◆ Set task
Copy all the material that follows, keeping every character the same.

## BEGIN

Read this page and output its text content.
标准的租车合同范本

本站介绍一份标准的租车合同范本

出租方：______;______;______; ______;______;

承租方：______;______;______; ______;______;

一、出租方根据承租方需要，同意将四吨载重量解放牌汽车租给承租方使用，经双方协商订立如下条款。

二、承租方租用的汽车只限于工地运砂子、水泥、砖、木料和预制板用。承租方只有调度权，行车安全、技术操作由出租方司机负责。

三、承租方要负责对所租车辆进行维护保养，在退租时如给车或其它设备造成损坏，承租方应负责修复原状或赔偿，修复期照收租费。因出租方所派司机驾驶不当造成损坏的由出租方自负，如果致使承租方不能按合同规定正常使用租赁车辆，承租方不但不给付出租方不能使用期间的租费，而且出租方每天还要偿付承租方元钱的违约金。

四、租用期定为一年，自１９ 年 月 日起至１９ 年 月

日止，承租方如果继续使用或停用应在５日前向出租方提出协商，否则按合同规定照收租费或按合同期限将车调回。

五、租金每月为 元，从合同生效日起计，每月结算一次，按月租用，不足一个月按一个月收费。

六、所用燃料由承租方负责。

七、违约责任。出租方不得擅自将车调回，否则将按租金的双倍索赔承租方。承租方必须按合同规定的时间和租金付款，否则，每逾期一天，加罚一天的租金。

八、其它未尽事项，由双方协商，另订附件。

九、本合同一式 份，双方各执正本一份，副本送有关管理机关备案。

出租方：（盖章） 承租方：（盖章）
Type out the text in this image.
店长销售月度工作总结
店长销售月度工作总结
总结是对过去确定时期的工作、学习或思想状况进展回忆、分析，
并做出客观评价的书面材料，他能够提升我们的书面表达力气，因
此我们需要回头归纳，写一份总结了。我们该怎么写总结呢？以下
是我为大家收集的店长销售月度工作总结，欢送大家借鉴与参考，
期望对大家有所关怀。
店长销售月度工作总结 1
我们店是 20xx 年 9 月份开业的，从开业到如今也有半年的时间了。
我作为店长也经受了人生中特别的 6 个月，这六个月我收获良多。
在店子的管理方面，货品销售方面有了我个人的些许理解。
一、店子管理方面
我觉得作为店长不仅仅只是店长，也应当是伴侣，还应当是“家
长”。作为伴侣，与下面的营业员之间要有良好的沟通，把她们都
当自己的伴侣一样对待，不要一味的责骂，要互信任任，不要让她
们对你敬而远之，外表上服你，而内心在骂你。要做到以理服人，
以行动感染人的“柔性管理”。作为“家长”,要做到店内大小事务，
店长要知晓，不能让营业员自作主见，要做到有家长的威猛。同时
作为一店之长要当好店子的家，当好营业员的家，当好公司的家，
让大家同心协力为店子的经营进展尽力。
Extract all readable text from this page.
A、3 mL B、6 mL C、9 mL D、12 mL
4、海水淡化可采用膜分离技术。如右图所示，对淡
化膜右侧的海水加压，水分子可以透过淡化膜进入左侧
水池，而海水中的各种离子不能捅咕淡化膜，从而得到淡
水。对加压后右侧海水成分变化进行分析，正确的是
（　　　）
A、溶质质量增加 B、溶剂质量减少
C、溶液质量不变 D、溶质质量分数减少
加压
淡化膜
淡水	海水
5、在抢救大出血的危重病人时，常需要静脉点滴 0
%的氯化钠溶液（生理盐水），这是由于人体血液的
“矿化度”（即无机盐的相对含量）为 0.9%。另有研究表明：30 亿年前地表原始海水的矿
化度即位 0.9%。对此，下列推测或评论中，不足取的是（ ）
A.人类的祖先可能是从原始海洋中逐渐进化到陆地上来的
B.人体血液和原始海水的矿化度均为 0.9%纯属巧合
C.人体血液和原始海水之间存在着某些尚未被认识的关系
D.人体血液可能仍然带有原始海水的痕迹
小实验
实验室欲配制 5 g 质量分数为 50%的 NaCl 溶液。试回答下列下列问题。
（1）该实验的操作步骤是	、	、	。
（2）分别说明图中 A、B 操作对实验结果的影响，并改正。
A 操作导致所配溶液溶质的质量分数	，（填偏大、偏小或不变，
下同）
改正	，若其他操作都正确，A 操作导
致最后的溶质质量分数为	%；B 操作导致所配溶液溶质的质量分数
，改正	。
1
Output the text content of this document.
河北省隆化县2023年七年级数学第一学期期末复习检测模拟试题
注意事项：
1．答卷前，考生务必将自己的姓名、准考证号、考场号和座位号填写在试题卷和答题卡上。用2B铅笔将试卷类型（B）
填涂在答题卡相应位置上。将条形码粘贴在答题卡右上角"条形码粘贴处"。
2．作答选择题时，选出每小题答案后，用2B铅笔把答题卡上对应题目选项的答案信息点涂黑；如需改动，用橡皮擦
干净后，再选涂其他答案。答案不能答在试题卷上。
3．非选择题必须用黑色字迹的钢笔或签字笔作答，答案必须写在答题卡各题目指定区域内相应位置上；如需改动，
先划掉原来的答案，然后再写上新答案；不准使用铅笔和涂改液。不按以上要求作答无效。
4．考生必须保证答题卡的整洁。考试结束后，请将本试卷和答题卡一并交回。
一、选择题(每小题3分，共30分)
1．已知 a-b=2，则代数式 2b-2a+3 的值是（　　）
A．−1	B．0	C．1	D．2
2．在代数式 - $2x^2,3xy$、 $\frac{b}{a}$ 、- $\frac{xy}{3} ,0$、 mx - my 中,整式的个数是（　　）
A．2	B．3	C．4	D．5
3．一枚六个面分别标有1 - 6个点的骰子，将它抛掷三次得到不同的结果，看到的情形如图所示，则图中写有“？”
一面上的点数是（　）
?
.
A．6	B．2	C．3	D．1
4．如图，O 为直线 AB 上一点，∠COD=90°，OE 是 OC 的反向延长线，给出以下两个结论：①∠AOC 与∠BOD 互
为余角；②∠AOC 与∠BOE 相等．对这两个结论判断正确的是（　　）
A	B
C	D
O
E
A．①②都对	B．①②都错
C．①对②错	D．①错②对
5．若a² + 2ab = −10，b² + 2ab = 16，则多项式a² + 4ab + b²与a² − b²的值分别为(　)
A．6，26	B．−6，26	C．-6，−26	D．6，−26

## END

◆ Written solution
Read this page and output its text content.
标准的租车合同范本

本站介绍一份标准的租车合同范本

出租方：______;______;______; ______;______;

承租方：______;______;______; ______;______;

一、出租方根据承租方需要，同意将四吨载重量解放牌汽车租给承租方使用，经双方协商订立如下条款。

二、承租方租用的汽车只限于工地运砂子、水泥、砖、木料和预制板用。承租方只有调度权，行车安全、技术操作由出租方司机负责。

三、承租方要负责对所租车辆进行维护保养，在退租时如给车或其它设备造成损坏，承租方应负责修复原状或赔偿，修复期照收租费。因出租方所派司机驾驶不当造成损坏的由出租方自负，如果致使承租方不能按合同规定正常使用租赁车辆，承租方不但不给付出租方不能使用期间的租费，而且出租方每天还要偿付承租方元钱的违约金。

四、租用期定为一年，自１９ 年 月 日起至１９ 年 月

日止，承租方如果继续使用或停用应在５日前向出租方提出协商，否则按合同规定照收租费或按合同期限将车调回。

五、租金每月为 元，从合同生效日起计，每月结算一次，按月租用，不足一个月按一个月收费。

六、所用燃料由承租方负责。

七、违约责任。出租方不得擅自将车调回，否则将按租金的双倍索赔承租方。承租方必须按合同规定的时间和租金付款，否则，每逾期一天，加罚一天的租金。

八、其它未尽事项，由双方协商，另订附件。

九、本合同一式 份，双方各执正本一份，副本送有关管理机关备案。

出租方：（盖章） 承租方：（盖章）
Type out the text in this image.
店长销售月度工作总结
店长销售月度工作总结
总结是对过去确定时期的工作、学习或思想状况进展回忆、分析，
并做出客观评价的书面材料，他能够提升我们的书面表达力气，因
此我们需要回头归纳，写一份总结了。我们该怎么写总结呢？以下
是我为大家收集的店长销售月度工作总结，欢送大家借鉴与参考，
期望对大家有所关怀。
店长销售月度工作总结 1
我们店是 20xx 年 9 月份开业的，从开业到如今也有半年的时间了。
我作为店长也经受了人生中特别的 6 个月，这六个月我收获良多。
在店子的管理方面，货品销售方面有了我个人的些许理解。
一、店子管理方面
我觉得作为店长不仅仅只是店长，也应当是伴侣，还应当是“家
长”。作为伴侣，与下面的营业员之间要有良好的沟通，把她们都
当自己的伴侣一样对待，不要一味的责骂，要互信任任，不要让她
们对你敬而远之，外表上服你，而内心在骂你。要做到以理服人，
以行动感染人的“柔性管理”。作为“家长”,要做到店内大小事务，
店长要知晓，不能让营业员自作主见，要做到有家长的威猛。同时
作为一店之长要当好店子的家，当好营业员的家，当好公司的家，
让大家同心协力为店子的经营进展尽力。
Extract all readable text from this page.
A、3 mL B、6 mL C、9 mL D、12 mL
4、海水淡化可采用膜分离技术。如右图所示，对淡
化膜右侧的海水加压，水分子可以透过淡化膜进入左侧
水池，而海水中的各种离子不能捅咕淡化膜，从而得到淡
水。对加压后右侧海水成分变化进行分析，正确的是
（　　　）
A、溶质质量增加 B、溶剂质量减少
C、溶液质量不变 D、溶质质量分数减少
加压
淡化膜
淡水	海水
5、在抢救大出血的危重病人时，常需要静脉点滴 0
%的氯化钠溶液（生理盐水），这是由于人体血液的
“矿化度”（即无机盐的相对含量）为 0.9%。另有研究表明：30 亿年前地表原始海水的矿
化度即位 0.9%。对此，下列推测或评论中，不足取的是（ ）
A.人类的祖先可能是从原始海洋中逐渐进化到陆地上来的
B.人体血液和原始海水的矿化度均为 0.9%纯属巧合
C.人体血液和原始海水之间存在着某些尚未被认识的关系
D.人体血液可能仍然带有原始海水的痕迹
小实验
实验室欲配制 5 g 质量分数为 50%的 NaCl 溶液。试回答下列下列问题。
（1）该实验的操作步骤是	、	、	。
（2）分别说明图中 A、B 操作对实验结果的影响，并改正。
A 操作导致所配溶液溶质的质量分数	，（填偏大、偏小或不变，
下同）
改正	，若其他操作都正确，A 操作导
致最后的溶质质量分数为	%；B 操作导致所配溶液溶质的质量分数
，改正	。
1
Output the text content of this document.
河北省隆化县2023年七年级数学第一学期期末复习检测模拟试题
注意事项：
1．答卷前，考生务必将自己的姓名、准考证号、考场号和座位号填写在试题卷和答题卡上。用2B铅笔将试卷类型（B）
填涂在答题卡相应位置上。将条形码粘贴在答题卡右上角"条形码粘贴处"。
2．作答选择题时，选出每小题答案后，用2B铅笔把答题卡上对应题目选项的答案信息点涂黑；如需改动，用橡皮擦
干净后，再选涂其他答案。答案不能答在试题卷上。
3．非选择题必须用黑色字迹的钢笔或签字笔作答，答案必须写在答题卡各题目指定区域内相应位置上；如需改动，
先划掉原来的答案，然后再写上新答案；不准使用铅笔和涂改液。不按以上要求作答无效。
4．考生必须保证答题卡的整洁。考试结束后，请将本试卷和答题卡一并交回。
一、选择题(每小题3分，共30分)
1．已知 a-b=2，则代数式 2b-2a+3 的值是（　　）
A．−1	B．0	C．1	D．2
2．在代数式 - $2x^2,3xy$、 $\frac{b}{a}$ 、- $\frac{xy}{3} ,0$、 mx - my 中,整式的个数是（　　）
A．2	B．3	C．4	D．5
3．一枚六个面分别标有1 - 6个点的骰子，将它抛掷三次得到不同的结果，看到的情形如图所示，则图中写有“？”
一面上的点数是（　）
?
.
A．6	B．2	C．3	D．1
4．如图，O 为直线 AB 上一点，∠COD=90°，OE 是 OC 的反向延长线，给出以下两个结论：①∠AOC 与∠BOD 互
为余角；②∠AOC 与∠BOE 相等．对这两个结论判断正确的是（　　）
A	B
C	D
O
E
A．①②都对	B．①②都错
C．①对②错	D．①错②对
5．若a² + 2ab = −10，b² + 2ab = 16，则多项式a² + 4ab + b²与a² − b²的值分别为(　)
A．6，26	B．−6，26	C．-6，−26	D．6，−26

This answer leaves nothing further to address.